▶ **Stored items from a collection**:
● ● ● ●
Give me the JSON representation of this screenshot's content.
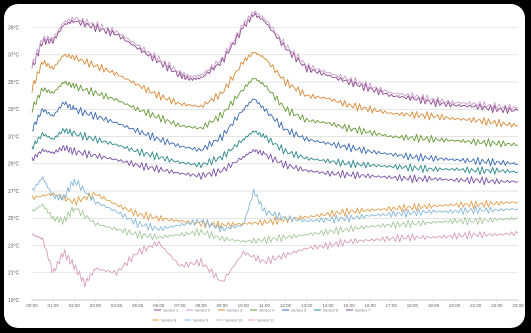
{
  "chart_data": {
    "type": "line",
    "title": "",
    "xlabel": "",
    "ylabel": "",
    "grid": true,
    "legend_placement": "bottom",
    "x_ticks": [
      "00:00",
      "01:00",
      "02:00",
      "03:00",
      "04:00",
      "05:00",
      "06:00",
      "07:00",
      "08:00",
      "09:00",
      "10:00",
      "11:00",
      "12:00",
      "13:00",
      "14:00",
      "15:00",
      "16:00",
      "17:00",
      "18:00",
      "19:00",
      "20:00",
      "21:00",
      "22:00",
      "23:00"
    ],
    "y_ticks": [
      "39°C",
      "37°C",
      "35°C",
      "33°C",
      "31°C",
      "29°C",
      "27°C",
      "25°C",
      "23°C",
      "21°C",
      "19°C"
    ],
    "ylim": [
      19,
      40
    ],
    "x_range": [
      0,
      23
    ],
    "series": [
      {
        "name": "Sensor 1",
        "color": "#8e4b8e",
        "x": [
          0,
          0.5,
          1,
          1.5,
          2,
          3,
          4,
          5,
          6,
          7,
          7.5,
          8,
          9,
          10,
          10.5,
          11,
          12,
          13,
          14,
          15,
          16,
          17,
          18,
          19,
          20,
          21,
          22,
          23
        ],
        "y": [
          36,
          38,
          38,
          39.2,
          39.5,
          39,
          38.5,
          37.5,
          36.5,
          35.5,
          35.2,
          35.3,
          36.5,
          39,
          40,
          39.5,
          37.5,
          36,
          35.5,
          35,
          34.5,
          34,
          33.8,
          33.5,
          33.3,
          33.2,
          33,
          32.9
        ]
      },
      {
        "name": "Sensor 2",
        "color": "#c9a0c9",
        "x": [
          0,
          0.5,
          1,
          1.5,
          2,
          3,
          4,
          5,
          6,
          7,
          7.5,
          8,
          9,
          10,
          10.5,
          11,
          12,
          13,
          14,
          15,
          16,
          17,
          18,
          19,
          20,
          21,
          22,
          23
        ],
        "y": [
          36.2,
          38.2,
          38.2,
          39.4,
          39.7,
          39.2,
          38.7,
          37.7,
          36.7,
          35.7,
          35.4,
          35.5,
          36.7,
          39.2,
          40.2,
          39.7,
          37.7,
          36.2,
          35.7,
          35.2,
          34.7,
          34.2,
          34,
          33.7,
          33.5,
          33.4,
          33.2,
          33.1
        ]
      },
      {
        "name": "Sensor 3",
        "color": "#d98a3a",
        "x": [
          0,
          0.5,
          1,
          1.5,
          2,
          3,
          4,
          5,
          6,
          7,
          8,
          9,
          10,
          10.5,
          11,
          12,
          13,
          14,
          15,
          16,
          17,
          18,
          19,
          20,
          21,
          22,
          23
        ],
        "y": [
          34.5,
          36.5,
          36,
          37,
          36.8,
          36.2,
          35.6,
          34.8,
          34,
          33.4,
          33.2,
          34.2,
          36.5,
          37.2,
          36.8,
          35,
          34,
          33.8,
          33.3,
          33,
          32.7,
          32.6,
          32.5,
          32.3,
          32.2,
          32,
          31.8
        ]
      },
      {
        "name": "Sensor 4",
        "color": "#6a9a3a",
        "x": [
          0,
          0.5,
          1,
          1.5,
          2,
          3,
          4,
          5,
          6,
          7,
          8,
          9,
          10,
          10.5,
          11,
          12,
          13,
          14,
          15,
          16,
          17,
          18,
          19,
          20,
          21,
          22,
          23
        ],
        "y": [
          33,
          34.5,
          34.2,
          35,
          34.7,
          34.2,
          33.7,
          33,
          32.4,
          31.8,
          31.6,
          32.6,
          34.5,
          35.3,
          34.8,
          33,
          32.2,
          32,
          31.6,
          31.3,
          31,
          30.9,
          30.8,
          30.7,
          30.6,
          30.5,
          30.4
        ]
      },
      {
        "name": "Sensor 5",
        "color": "#3d6bb3",
        "x": [
          0,
          0.5,
          1,
          1.5,
          2,
          3,
          4,
          5,
          6,
          7,
          8,
          9,
          10,
          10.5,
          11,
          12,
          13,
          14,
          15,
          16,
          17,
          18,
          19,
          20,
          21,
          22,
          23
        ],
        "y": [
          31.5,
          33,
          32.5,
          33.5,
          33,
          32.5,
          32,
          31.4,
          30.8,
          30.3,
          30,
          31,
          33,
          33.8,
          33,
          31.5,
          30.8,
          30.5,
          30.2,
          29.9,
          29.7,
          29.5,
          29.4,
          29.3,
          29.2,
          29.1,
          29
        ]
      },
      {
        "name": "Sensor 6",
        "color": "#2f8a8a",
        "x": [
          0,
          0.5,
          1,
          1.5,
          2,
          3,
          4,
          5,
          6,
          7,
          8,
          9,
          10,
          10.5,
          11,
          12,
          13,
          14,
          15,
          16,
          17,
          18,
          19,
          20,
          21,
          22,
          23
        ],
        "y": [
          30.2,
          31.2,
          30.8,
          31.5,
          31.2,
          30.8,
          30.4,
          29.9,
          29.5,
          29.1,
          28.9,
          29.5,
          30.8,
          31.4,
          31,
          29.9,
          29.4,
          29.2,
          29,
          28.9,
          28.8,
          28.7,
          28.6,
          28.6,
          28.5,
          28.5,
          28.4
        ]
      },
      {
        "name": "Sensor 7",
        "color": "#7a52a8",
        "x": [
          0,
          0.5,
          1,
          1.5,
          2,
          3,
          4,
          5,
          6,
          7,
          8,
          9,
          10,
          10.5,
          11,
          12,
          13,
          14,
          15,
          16,
          17,
          18,
          19,
          20,
          21,
          22,
          23
        ],
        "y": [
          29.3,
          30,
          29.8,
          30.2,
          29.9,
          29.6,
          29.3,
          28.9,
          28.6,
          28.3,
          28.1,
          28.5,
          29.5,
          30,
          29.7,
          28.9,
          28.5,
          28.3,
          28.2,
          28.1,
          28,
          27.9,
          27.9,
          27.8,
          27.8,
          27.7,
          27.7
        ]
      },
      {
        "name": "Sensor 8",
        "color": "#e0a050",
        "x": [
          0,
          1,
          2,
          3,
          4,
          5,
          6,
          7,
          8,
          9,
          10,
          11,
          12,
          13,
          14,
          15,
          16,
          17,
          18,
          19,
          20,
          21,
          22,
          23
        ],
        "y": [
          26.5,
          26.8,
          26.2,
          26.8,
          26,
          25.3,
          25,
          24.8,
          24.6,
          24.5,
          24.6,
          24.7,
          24.9,
          25.1,
          25.3,
          25.5,
          25.6,
          25.7,
          25.8,
          25.9,
          26,
          26,
          26.1,
          26.2
        ]
      },
      {
        "name": "Sensor 9",
        "color": "#8ab8d8",
        "x": [
          0,
          0.5,
          1,
          1.5,
          2,
          3,
          4,
          5,
          6,
          7,
          8,
          9,
          10,
          10.5,
          11,
          12,
          13,
          14,
          15,
          16,
          17,
          18,
          19,
          20,
          21,
          22,
          23
        ],
        "y": [
          27,
          28,
          26.6,
          26.5,
          27.8,
          26.2,
          25.5,
          24.6,
          24.2,
          24.5,
          24.8,
          24.2,
          24.5,
          27,
          25.5,
          25,
          24.8,
          24.9,
          25,
          25.2,
          25.3,
          25.4,
          25.5,
          25.5,
          25.6,
          25.6,
          25.7
        ]
      },
      {
        "name": "Sensor 10",
        "color": "#a8c8a0",
        "x": [
          0,
          0.5,
          1,
          1.5,
          2,
          3,
          4,
          5,
          6,
          7,
          8,
          9,
          10,
          11,
          12,
          13,
          14,
          15,
          16,
          17,
          18,
          19,
          20,
          21,
          22,
          23
        ],
        "y": [
          25.5,
          26,
          25,
          24.8,
          25.8,
          24.6,
          24.2,
          23.8,
          23.6,
          23.8,
          24,
          23.5,
          23.3,
          23.4,
          23.6,
          23.8,
          24,
          24.2,
          24.4,
          24.5,
          24.6,
          24.7,
          24.8,
          24.8,
          24.9,
          25
        ]
      },
      {
        "name": "Sensor 11",
        "color": "#d8a0b8",
        "x": [
          0,
          0.5,
          1,
          1.5,
          2,
          2.5,
          3,
          4,
          5,
          6,
          7,
          8,
          9,
          10,
          11,
          12,
          13,
          14,
          15,
          16,
          17,
          18,
          19,
          20,
          21,
          22,
          23
        ],
        "y": [
          23.8,
          23.5,
          21,
          22.5,
          21.5,
          20.2,
          21.3,
          21,
          22.5,
          23.2,
          21.5,
          21.8,
          20.3,
          22.5,
          21.8,
          22.3,
          22.8,
          23,
          23.3,
          23.4,
          23.5,
          23.6,
          23.6,
          23.7,
          23.8,
          23.8,
          23.9
        ]
      }
    ]
  }
}
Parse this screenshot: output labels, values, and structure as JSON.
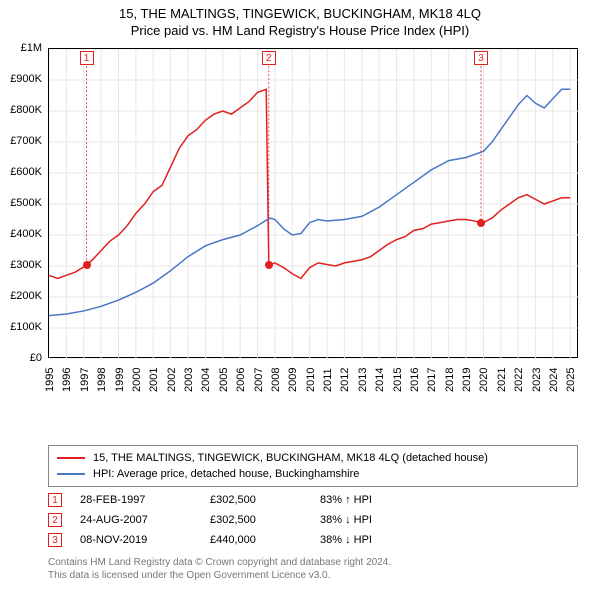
{
  "title_line1": "15, THE MALTINGS, TINGEWICK, BUCKINGHAM, MK18 4LQ",
  "title_line2": "Price paid vs. HM Land Registry's House Price Index (HPI)",
  "chart": {
    "type": "line",
    "background_color": "#ffffff",
    "border_color": "#000000",
    "xlim": [
      1995,
      2025.5
    ],
    "ylim": [
      0,
      1000000
    ],
    "yticks": [
      {
        "v": 0,
        "label": "£0"
      },
      {
        "v": 100000,
        "label": "£100K"
      },
      {
        "v": 200000,
        "label": "£200K"
      },
      {
        "v": 300000,
        "label": "£300K"
      },
      {
        "v": 400000,
        "label": "£400K"
      },
      {
        "v": 500000,
        "label": "£500K"
      },
      {
        "v": 600000,
        "label": "£600K"
      },
      {
        "v": 700000,
        "label": "£700K"
      },
      {
        "v": 800000,
        "label": "£800K"
      },
      {
        "v": 900000,
        "label": "£900K"
      },
      {
        "v": 1000000,
        "label": "£1M"
      }
    ],
    "xticks": [
      1995,
      1996,
      1997,
      1998,
      1999,
      2000,
      2001,
      2002,
      2003,
      2004,
      2005,
      2006,
      2007,
      2008,
      2009,
      2010,
      2011,
      2012,
      2013,
      2014,
      2015,
      2016,
      2017,
      2018,
      2019,
      2020,
      2021,
      2022,
      2023,
      2024,
      2025
    ],
    "grid_color": "#e7e7e7",
    "series": [
      {
        "name": "property",
        "color": "#e02020",
        "width": 1.5,
        "label": "15, THE MALTINGS, TINGEWICK, BUCKINGHAM, MK18 4LQ (detached house)",
        "points": [
          [
            1995,
            270000
          ],
          [
            1995.5,
            260000
          ],
          [
            1996,
            270000
          ],
          [
            1996.5,
            280000
          ],
          [
            1997.16,
            302500
          ],
          [
            1997.5,
            320000
          ],
          [
            1998,
            350000
          ],
          [
            1998.5,
            380000
          ],
          [
            1999,
            400000
          ],
          [
            1999.5,
            430000
          ],
          [
            2000,
            470000
          ],
          [
            2000.5,
            500000
          ],
          [
            2001,
            540000
          ],
          [
            2001.5,
            560000
          ],
          [
            2002,
            620000
          ],
          [
            2002.5,
            680000
          ],
          [
            2003,
            720000
          ],
          [
            2003.5,
            740000
          ],
          [
            2004,
            770000
          ],
          [
            2004.5,
            790000
          ],
          [
            2005,
            800000
          ],
          [
            2005.5,
            790000
          ],
          [
            2006,
            810000
          ],
          [
            2006.5,
            830000
          ],
          [
            2007,
            860000
          ],
          [
            2007.5,
            870000
          ],
          [
            2007.65,
            302500
          ],
          [
            2008,
            310000
          ],
          [
            2008.5,
            295000
          ],
          [
            2009,
            275000
          ],
          [
            2009.5,
            260000
          ],
          [
            2010,
            295000
          ],
          [
            2010.5,
            310000
          ],
          [
            2011,
            305000
          ],
          [
            2011.5,
            300000
          ],
          [
            2012,
            310000
          ],
          [
            2012.5,
            315000
          ],
          [
            2013,
            320000
          ],
          [
            2013.5,
            330000
          ],
          [
            2014,
            350000
          ],
          [
            2014.5,
            370000
          ],
          [
            2015,
            385000
          ],
          [
            2015.5,
            395000
          ],
          [
            2016,
            415000
          ],
          [
            2016.5,
            420000
          ],
          [
            2017,
            435000
          ],
          [
            2017.5,
            440000
          ],
          [
            2018,
            445000
          ],
          [
            2018.5,
            450000
          ],
          [
            2019,
            450000
          ],
          [
            2019.5,
            445000
          ],
          [
            2019.86,
            440000
          ],
          [
            2020,
            440000
          ],
          [
            2020.5,
            455000
          ],
          [
            2021,
            480000
          ],
          [
            2021.5,
            500000
          ],
          [
            2022,
            520000
          ],
          [
            2022.5,
            530000
          ],
          [
            2023,
            515000
          ],
          [
            2023.5,
            500000
          ],
          [
            2024,
            510000
          ],
          [
            2024.5,
            520000
          ],
          [
            2025,
            520000
          ]
        ]
      },
      {
        "name": "hpi",
        "color": "#4a76c7",
        "width": 1.5,
        "label": "HPI: Average price, detached house, Buckinghamshire",
        "points": [
          [
            1995,
            140000
          ],
          [
            1996,
            145000
          ],
          [
            1997,
            155000
          ],
          [
            1998,
            170000
          ],
          [
            1999,
            190000
          ],
          [
            2000,
            215000
          ],
          [
            2001,
            245000
          ],
          [
            2002,
            285000
          ],
          [
            2003,
            330000
          ],
          [
            2004,
            365000
          ],
          [
            2005,
            385000
          ],
          [
            2006,
            400000
          ],
          [
            2007,
            430000
          ],
          [
            2007.7,
            455000
          ],
          [
            2008,
            450000
          ],
          [
            2008.5,
            420000
          ],
          [
            2009,
            400000
          ],
          [
            2009.5,
            405000
          ],
          [
            2010,
            440000
          ],
          [
            2010.5,
            450000
          ],
          [
            2011,
            445000
          ],
          [
            2012,
            450000
          ],
          [
            2013,
            460000
          ],
          [
            2014,
            490000
          ],
          [
            2015,
            530000
          ],
          [
            2016,
            570000
          ],
          [
            2017,
            610000
          ],
          [
            2018,
            640000
          ],
          [
            2019,
            650000
          ],
          [
            2020,
            670000
          ],
          [
            2020.5,
            700000
          ],
          [
            2021,
            740000
          ],
          [
            2021.5,
            780000
          ],
          [
            2022,
            820000
          ],
          [
            2022.5,
            850000
          ],
          [
            2023,
            825000
          ],
          [
            2023.5,
            810000
          ],
          [
            2024,
            840000
          ],
          [
            2024.5,
            870000
          ],
          [
            2025,
            870000
          ]
        ]
      }
    ],
    "markers": [
      {
        "n": "1",
        "x": 1997.16,
        "y": 302500,
        "box_y": 970000
      },
      {
        "n": "2",
        "x": 2007.65,
        "y": 302500,
        "box_y": 970000
      },
      {
        "n": "3",
        "x": 2019.86,
        "y": 440000,
        "box_y": 970000
      }
    ]
  },
  "events": [
    {
      "n": "1",
      "date": "28-FEB-1997",
      "price": "£302,500",
      "pct": "83% ↑ HPI"
    },
    {
      "n": "2",
      "date": "24-AUG-2007",
      "price": "£302,500",
      "pct": "38% ↓ HPI"
    },
    {
      "n": "3",
      "date": "08-NOV-2019",
      "price": "£440,000",
      "pct": "38% ↓ HPI"
    }
  ],
  "footnote_line1": "Contains HM Land Registry data © Crown copyright and database right 2024.",
  "footnote_line2": "This data is licensed under the Open Government Licence v3.0."
}
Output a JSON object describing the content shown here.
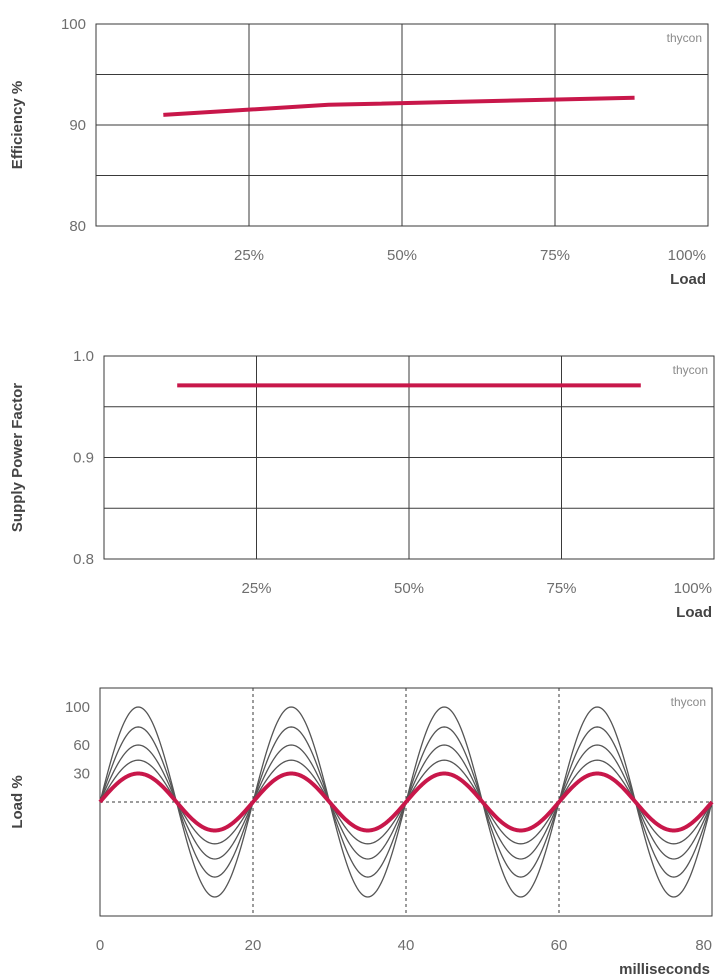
● ● ● ●
▶ **WHAT TO PRODUCE**:
Give only the number of lines in the entries above that hold the string "Registry".

▶ **RESPONSE**:
2